(Entries with labeled regions)
---------------
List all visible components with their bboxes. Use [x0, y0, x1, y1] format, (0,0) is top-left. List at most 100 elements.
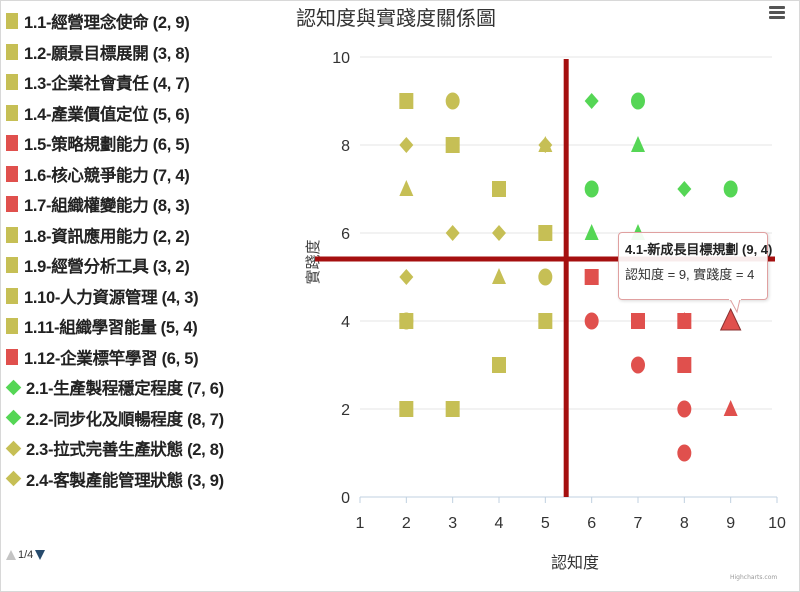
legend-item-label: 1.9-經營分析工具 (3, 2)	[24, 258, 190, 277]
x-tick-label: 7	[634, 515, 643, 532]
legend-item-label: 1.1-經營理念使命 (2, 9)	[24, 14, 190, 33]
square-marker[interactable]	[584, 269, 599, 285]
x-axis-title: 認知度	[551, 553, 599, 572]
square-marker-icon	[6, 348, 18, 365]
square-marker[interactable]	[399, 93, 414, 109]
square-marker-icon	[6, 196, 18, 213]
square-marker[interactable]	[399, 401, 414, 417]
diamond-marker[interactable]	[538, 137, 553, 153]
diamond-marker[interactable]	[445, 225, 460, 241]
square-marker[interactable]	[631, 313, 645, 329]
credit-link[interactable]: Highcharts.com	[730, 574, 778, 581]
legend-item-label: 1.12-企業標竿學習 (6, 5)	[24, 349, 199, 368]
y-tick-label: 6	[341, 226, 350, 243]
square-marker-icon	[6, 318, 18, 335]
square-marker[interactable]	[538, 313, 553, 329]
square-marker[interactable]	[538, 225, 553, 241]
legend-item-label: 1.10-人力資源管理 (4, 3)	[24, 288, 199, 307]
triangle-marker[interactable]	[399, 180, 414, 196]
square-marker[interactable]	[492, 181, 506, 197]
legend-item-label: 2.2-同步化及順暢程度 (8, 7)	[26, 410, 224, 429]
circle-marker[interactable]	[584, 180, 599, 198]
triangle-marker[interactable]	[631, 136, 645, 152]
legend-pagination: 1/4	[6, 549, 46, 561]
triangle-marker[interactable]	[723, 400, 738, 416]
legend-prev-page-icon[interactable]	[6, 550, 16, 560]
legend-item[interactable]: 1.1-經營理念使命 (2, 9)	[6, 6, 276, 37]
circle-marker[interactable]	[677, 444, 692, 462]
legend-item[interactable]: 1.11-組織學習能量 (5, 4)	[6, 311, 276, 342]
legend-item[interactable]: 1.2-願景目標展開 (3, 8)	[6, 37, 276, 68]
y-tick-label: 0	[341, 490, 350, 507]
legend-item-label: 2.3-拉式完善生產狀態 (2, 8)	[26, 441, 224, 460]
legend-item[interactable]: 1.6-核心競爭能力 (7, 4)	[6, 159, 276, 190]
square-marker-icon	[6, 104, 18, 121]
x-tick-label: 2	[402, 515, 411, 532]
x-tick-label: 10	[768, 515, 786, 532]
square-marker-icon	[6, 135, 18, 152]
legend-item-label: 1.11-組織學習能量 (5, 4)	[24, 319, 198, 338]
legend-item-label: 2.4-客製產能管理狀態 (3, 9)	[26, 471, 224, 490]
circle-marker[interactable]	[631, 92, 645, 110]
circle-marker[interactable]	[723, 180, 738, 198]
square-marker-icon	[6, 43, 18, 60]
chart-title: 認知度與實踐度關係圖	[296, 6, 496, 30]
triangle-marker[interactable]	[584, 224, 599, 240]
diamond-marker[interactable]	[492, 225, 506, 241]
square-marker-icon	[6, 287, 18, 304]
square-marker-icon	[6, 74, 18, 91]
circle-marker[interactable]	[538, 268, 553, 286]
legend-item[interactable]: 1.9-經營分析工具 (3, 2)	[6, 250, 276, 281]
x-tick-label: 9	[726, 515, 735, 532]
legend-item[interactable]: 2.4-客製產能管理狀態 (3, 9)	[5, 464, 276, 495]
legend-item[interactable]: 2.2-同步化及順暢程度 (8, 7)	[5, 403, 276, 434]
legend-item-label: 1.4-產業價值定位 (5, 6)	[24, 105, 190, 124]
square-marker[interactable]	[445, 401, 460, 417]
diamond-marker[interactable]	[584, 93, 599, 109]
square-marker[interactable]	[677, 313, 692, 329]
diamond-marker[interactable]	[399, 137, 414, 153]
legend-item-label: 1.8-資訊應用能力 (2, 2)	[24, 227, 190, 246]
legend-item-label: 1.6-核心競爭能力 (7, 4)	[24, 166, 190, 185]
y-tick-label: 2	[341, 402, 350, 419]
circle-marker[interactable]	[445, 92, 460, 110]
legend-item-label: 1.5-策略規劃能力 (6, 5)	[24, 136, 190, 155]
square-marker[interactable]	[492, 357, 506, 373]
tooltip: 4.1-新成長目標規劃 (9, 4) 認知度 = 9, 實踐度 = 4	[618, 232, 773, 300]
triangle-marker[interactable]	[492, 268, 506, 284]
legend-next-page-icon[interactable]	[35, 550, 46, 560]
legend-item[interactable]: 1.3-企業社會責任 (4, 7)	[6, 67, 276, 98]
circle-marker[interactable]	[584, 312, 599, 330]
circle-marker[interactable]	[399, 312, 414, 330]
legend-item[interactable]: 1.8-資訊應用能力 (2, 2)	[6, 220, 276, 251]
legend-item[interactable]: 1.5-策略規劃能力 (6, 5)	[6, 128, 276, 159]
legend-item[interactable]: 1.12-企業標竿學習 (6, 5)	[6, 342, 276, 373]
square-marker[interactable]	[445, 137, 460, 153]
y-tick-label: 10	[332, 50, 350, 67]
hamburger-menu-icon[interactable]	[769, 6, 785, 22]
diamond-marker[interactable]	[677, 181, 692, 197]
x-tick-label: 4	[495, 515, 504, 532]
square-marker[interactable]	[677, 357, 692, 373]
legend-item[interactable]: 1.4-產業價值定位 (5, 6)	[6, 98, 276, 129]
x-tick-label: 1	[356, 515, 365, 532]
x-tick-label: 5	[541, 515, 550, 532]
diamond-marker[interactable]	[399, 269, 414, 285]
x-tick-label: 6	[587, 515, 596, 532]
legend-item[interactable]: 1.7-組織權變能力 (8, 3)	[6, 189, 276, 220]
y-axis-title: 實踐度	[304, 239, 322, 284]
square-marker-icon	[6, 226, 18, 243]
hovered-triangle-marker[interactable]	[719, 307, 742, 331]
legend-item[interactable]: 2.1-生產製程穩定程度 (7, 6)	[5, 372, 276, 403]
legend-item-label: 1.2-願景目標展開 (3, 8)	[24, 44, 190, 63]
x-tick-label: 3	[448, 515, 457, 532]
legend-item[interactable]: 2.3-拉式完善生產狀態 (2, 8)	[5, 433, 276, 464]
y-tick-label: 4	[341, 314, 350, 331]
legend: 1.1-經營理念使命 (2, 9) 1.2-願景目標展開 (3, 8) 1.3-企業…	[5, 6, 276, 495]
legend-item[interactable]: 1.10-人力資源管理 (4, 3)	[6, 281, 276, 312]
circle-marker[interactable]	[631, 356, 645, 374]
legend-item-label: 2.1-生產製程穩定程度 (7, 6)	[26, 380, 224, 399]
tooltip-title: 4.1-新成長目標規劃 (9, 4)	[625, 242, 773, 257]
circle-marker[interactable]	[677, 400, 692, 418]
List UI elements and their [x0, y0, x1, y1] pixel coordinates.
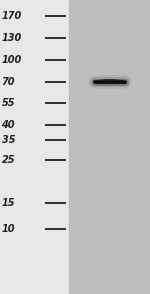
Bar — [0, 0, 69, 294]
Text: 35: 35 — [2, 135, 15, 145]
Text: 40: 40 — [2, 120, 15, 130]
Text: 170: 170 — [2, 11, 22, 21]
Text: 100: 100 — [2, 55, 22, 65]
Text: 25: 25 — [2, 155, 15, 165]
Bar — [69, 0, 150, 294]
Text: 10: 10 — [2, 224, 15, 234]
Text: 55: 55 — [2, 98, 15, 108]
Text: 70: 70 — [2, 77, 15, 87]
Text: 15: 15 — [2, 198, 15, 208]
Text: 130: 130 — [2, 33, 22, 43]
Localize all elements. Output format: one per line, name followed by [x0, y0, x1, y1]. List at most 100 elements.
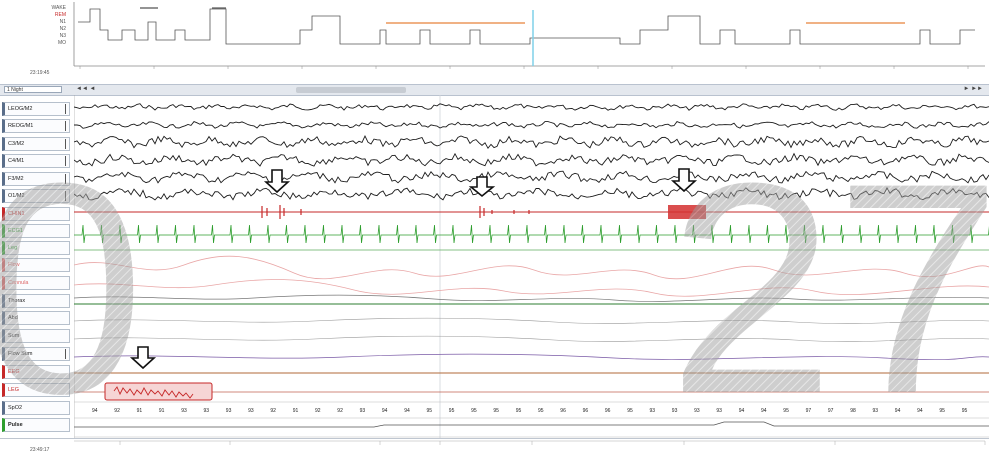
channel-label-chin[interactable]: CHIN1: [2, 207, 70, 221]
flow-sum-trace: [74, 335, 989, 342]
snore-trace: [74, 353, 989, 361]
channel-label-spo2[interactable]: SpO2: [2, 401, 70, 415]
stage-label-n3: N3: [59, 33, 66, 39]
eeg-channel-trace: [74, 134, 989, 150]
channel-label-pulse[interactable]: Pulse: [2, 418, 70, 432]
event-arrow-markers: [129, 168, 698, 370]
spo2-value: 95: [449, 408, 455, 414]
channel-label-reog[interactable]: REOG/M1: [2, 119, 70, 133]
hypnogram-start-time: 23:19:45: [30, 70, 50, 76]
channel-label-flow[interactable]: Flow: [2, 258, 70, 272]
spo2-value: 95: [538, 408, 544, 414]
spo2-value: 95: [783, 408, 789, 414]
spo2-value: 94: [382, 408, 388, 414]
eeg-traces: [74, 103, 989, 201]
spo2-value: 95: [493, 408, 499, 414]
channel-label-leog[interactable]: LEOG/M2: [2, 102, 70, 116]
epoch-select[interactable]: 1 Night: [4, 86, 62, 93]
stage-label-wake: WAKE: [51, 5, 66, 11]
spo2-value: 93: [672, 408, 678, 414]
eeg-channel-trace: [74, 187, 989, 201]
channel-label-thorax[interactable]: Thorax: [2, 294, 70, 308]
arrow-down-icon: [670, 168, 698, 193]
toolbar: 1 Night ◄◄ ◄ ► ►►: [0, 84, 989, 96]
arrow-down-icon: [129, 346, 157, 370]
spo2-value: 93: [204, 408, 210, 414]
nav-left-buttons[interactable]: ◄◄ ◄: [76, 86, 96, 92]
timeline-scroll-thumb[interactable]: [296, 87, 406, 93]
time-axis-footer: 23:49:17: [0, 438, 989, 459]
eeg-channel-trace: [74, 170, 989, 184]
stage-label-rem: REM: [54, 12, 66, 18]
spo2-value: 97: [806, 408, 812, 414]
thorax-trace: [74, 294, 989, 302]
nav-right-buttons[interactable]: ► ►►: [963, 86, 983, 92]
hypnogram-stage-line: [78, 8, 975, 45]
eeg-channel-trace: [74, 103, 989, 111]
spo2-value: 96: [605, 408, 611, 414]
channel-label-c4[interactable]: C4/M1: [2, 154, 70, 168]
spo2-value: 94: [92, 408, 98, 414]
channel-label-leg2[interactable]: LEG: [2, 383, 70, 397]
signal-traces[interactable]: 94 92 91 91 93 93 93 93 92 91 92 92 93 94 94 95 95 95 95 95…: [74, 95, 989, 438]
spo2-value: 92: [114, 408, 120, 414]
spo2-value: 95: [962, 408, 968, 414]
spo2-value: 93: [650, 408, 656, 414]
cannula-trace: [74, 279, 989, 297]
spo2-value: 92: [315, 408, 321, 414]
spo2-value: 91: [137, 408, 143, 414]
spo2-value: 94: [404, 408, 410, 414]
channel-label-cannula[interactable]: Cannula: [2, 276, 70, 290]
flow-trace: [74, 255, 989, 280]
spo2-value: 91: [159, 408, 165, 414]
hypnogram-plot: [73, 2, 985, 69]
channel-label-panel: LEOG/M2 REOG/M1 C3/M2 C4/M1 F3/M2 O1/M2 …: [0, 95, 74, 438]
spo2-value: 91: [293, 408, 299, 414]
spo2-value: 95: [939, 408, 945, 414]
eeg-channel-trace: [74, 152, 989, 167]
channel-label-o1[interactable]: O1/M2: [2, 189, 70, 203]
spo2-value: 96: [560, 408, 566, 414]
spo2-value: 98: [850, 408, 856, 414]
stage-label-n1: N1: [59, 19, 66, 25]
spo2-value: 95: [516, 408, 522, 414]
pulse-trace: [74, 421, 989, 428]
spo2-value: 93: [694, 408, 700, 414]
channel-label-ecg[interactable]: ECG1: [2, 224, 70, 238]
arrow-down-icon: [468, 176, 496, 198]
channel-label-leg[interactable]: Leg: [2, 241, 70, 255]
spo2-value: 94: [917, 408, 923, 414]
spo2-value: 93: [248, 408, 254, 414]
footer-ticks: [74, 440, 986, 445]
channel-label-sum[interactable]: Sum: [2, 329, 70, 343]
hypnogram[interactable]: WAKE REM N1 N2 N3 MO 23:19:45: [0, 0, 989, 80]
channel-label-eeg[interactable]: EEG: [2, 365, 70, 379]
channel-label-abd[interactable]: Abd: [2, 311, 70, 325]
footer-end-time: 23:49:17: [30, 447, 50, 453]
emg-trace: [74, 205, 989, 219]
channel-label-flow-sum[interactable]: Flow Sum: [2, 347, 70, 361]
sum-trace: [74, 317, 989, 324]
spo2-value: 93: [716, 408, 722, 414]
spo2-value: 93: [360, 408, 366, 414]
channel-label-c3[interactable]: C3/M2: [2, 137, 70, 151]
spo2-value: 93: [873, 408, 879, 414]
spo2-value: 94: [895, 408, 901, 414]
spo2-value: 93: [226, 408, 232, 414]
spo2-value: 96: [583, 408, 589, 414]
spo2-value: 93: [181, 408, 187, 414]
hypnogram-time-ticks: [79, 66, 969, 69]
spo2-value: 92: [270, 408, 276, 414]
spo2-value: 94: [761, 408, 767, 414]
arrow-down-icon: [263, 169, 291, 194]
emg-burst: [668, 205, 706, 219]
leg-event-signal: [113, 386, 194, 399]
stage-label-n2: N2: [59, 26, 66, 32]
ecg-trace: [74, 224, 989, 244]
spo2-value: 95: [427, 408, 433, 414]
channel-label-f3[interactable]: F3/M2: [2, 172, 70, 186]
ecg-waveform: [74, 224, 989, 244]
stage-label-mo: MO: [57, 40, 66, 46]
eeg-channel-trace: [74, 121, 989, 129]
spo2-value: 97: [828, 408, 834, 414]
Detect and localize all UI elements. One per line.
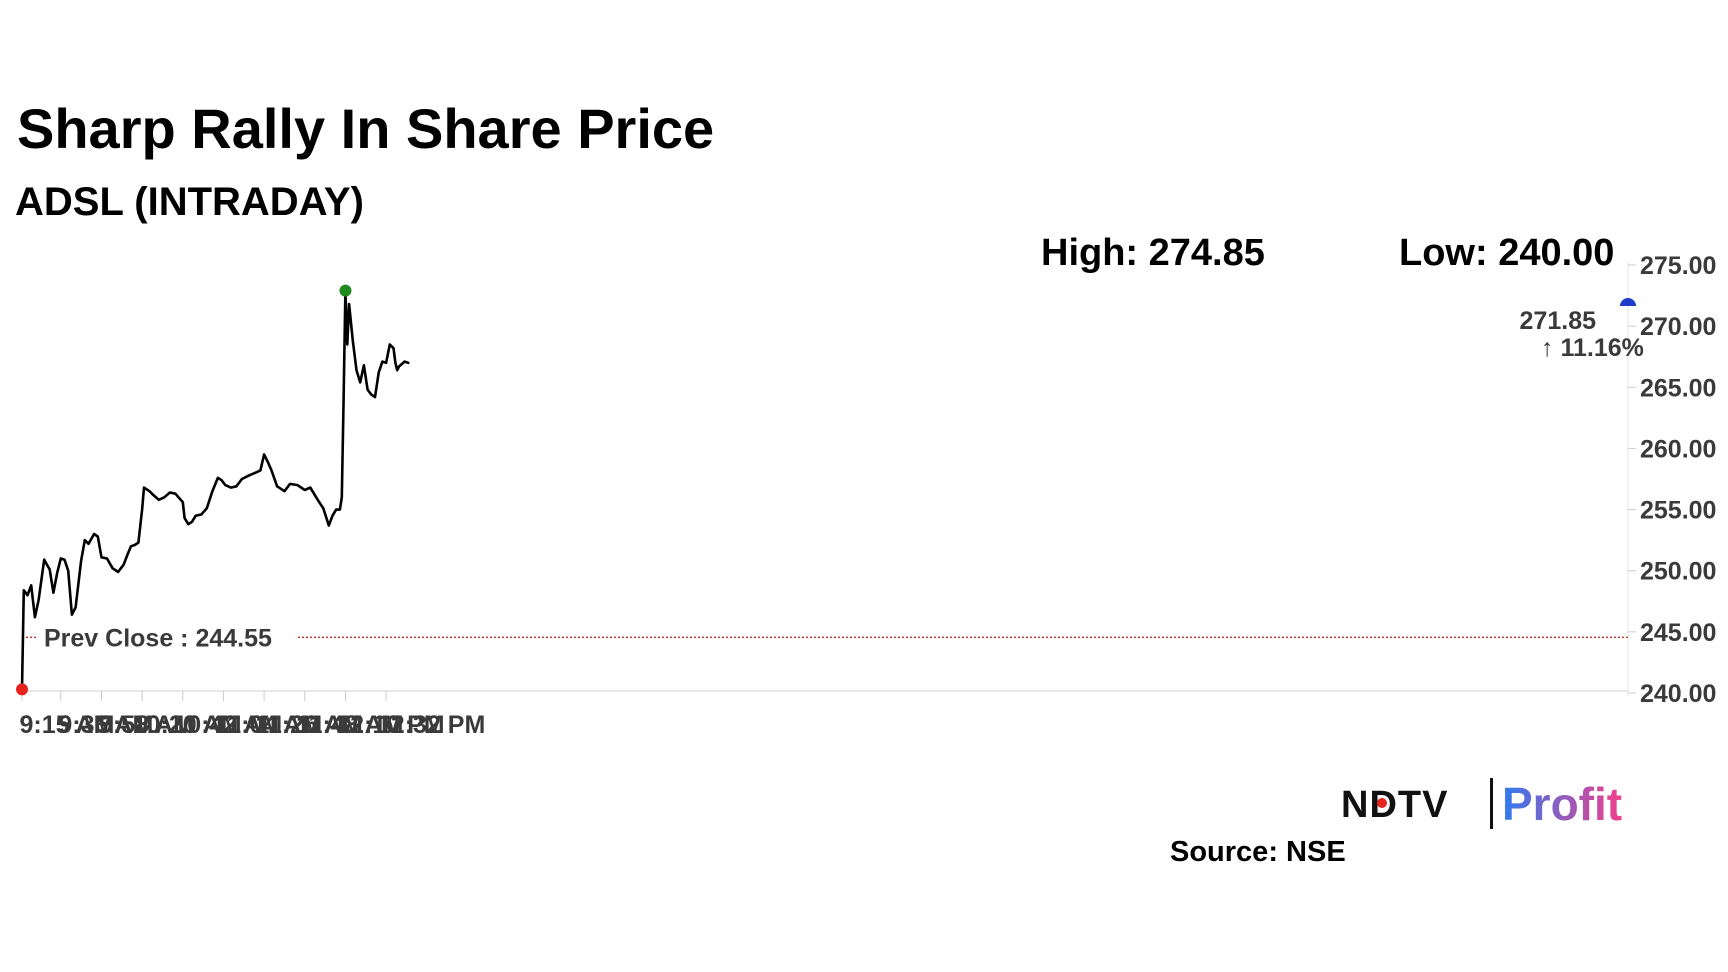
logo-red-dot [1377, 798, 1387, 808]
---------------
| Stated exercise |
Put the lines of the entries above, from the line with "258, 190, 277]" up to and including the line with "137, 553, 153]", into a JSON list of strings with one string per line and blank lines left out.

| Response to this exercise |
[
  "legend-item-label: 1.9-經營分析工具 (3, 2)\t[24, 258, 190, 277]",
  "x-tick-label: 7\t[634, 515, 643, 532]",
  "legend-item-label: 1.1-經營理念使命 (2, 9)\t[24, 14, 190, 33]",
  "square-marker[interactable]\t[584, 269, 599, 285]",
  "x-axis-title: 認知度\t[551, 553, 599, 572]",
  "square-marker-icon\t[6, 348, 18, 365]",
  "square-marker[interactable]\t[399, 93, 414, 109]",
  "square-marker-icon\t[6, 196, 18, 213]",
  "square-marker[interactable]\t[399, 401, 414, 417]",
  "diamond-marker[interactable]\t[538, 137, 553, 153]"
]